-- Begin --

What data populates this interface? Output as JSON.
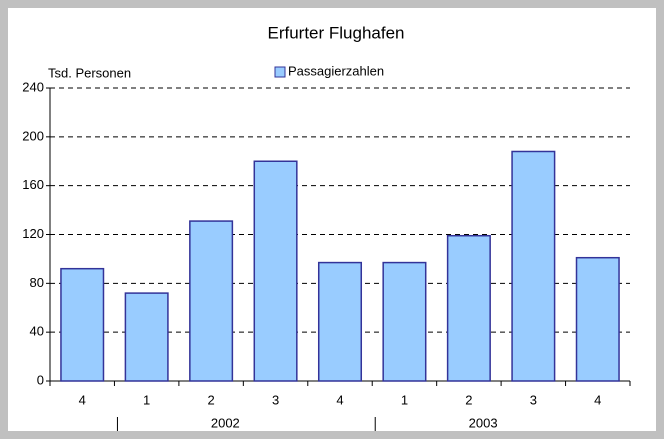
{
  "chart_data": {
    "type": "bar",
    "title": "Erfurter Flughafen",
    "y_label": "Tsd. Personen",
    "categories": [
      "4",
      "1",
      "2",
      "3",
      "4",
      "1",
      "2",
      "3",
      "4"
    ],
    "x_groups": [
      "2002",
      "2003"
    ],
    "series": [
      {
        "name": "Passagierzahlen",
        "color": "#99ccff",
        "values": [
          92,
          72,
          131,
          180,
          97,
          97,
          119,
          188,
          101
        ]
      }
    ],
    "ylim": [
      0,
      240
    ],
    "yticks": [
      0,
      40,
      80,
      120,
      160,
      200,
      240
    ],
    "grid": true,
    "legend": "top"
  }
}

-- End --
-- Begin --

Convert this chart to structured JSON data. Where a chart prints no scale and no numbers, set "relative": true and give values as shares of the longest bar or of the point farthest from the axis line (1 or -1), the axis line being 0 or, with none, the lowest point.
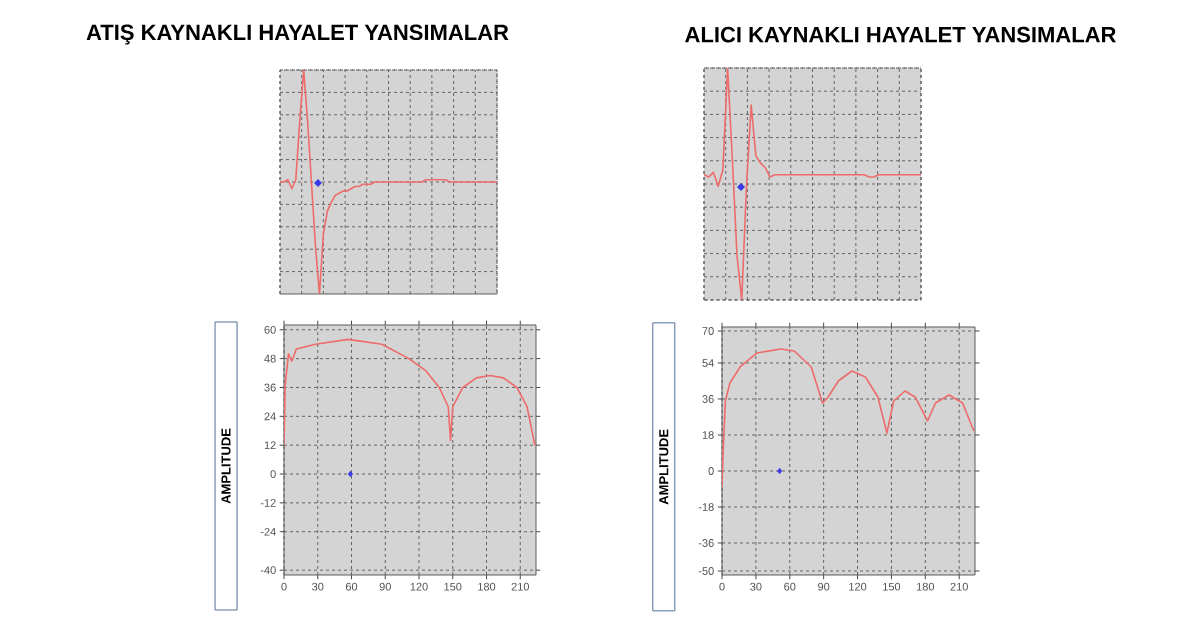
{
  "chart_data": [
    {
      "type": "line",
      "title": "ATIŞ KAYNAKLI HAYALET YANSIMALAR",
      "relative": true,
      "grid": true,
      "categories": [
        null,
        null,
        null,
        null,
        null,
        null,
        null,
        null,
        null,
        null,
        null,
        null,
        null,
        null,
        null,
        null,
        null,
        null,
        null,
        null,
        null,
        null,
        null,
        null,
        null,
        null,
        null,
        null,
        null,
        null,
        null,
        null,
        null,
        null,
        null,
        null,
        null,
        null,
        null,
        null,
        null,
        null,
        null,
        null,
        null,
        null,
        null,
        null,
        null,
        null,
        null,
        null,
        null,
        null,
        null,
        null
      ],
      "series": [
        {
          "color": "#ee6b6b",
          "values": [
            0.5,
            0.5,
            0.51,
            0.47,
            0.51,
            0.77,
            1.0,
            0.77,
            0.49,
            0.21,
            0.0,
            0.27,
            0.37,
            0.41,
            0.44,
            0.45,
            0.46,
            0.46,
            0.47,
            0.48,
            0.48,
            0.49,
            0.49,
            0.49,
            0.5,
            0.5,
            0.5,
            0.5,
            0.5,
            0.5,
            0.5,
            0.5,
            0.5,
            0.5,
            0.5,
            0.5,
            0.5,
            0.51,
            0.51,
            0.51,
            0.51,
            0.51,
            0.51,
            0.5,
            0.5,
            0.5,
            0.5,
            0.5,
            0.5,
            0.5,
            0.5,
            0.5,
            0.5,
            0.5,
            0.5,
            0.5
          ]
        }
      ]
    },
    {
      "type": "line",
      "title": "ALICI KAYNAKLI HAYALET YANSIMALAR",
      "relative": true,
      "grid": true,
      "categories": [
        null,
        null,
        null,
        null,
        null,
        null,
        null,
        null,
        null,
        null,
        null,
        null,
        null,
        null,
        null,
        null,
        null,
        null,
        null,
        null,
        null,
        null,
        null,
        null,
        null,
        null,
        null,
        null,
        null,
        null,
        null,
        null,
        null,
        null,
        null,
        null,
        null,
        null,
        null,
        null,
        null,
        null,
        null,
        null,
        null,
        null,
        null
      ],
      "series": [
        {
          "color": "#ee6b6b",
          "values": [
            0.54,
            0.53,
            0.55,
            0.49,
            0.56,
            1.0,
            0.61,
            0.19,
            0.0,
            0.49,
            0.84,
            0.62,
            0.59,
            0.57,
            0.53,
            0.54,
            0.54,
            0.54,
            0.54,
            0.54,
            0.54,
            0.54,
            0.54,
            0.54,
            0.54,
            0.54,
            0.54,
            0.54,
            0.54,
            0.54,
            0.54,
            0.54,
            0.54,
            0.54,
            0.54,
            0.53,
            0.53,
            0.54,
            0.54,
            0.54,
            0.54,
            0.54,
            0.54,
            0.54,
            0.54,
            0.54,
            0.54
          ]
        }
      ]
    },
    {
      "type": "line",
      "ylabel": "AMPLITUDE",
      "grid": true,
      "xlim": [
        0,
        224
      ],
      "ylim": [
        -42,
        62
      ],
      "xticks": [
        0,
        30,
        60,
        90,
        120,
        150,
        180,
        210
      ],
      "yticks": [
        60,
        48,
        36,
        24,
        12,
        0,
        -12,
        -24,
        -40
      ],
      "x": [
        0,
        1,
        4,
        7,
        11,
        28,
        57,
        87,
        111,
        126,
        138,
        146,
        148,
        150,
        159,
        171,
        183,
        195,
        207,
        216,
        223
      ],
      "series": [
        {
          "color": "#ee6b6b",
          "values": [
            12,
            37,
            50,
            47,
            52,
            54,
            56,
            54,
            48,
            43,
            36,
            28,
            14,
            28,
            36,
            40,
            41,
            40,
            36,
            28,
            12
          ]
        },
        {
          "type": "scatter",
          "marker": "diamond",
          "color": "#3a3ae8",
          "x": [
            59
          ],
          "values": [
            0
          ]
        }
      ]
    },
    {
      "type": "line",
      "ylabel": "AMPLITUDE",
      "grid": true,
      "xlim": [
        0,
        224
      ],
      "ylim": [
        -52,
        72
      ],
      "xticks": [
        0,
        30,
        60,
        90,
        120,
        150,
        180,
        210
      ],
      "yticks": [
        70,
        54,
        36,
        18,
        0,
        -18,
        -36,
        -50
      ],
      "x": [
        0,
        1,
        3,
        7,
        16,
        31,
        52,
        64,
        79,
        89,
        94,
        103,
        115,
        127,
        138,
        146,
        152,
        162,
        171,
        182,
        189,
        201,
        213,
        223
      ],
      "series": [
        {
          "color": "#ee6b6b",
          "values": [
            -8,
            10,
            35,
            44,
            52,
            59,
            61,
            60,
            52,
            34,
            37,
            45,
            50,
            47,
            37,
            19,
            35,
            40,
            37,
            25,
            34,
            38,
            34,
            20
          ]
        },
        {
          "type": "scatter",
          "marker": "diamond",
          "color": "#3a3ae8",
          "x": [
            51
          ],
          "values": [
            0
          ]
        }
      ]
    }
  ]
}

-- End --

→ **Given problem**:
Find the lines that include the string "this", then copy each of them.

→ **The output**:
What data populates this interface? Output as JSON.
Convert this chart to structured JSON data. Where a chart prints no scale and no numbers, set "relative": true and give values as shares of the longest bar or of the point farthest from the axis line (1 or -1), the axis line being 0 or, with none, the lowest point.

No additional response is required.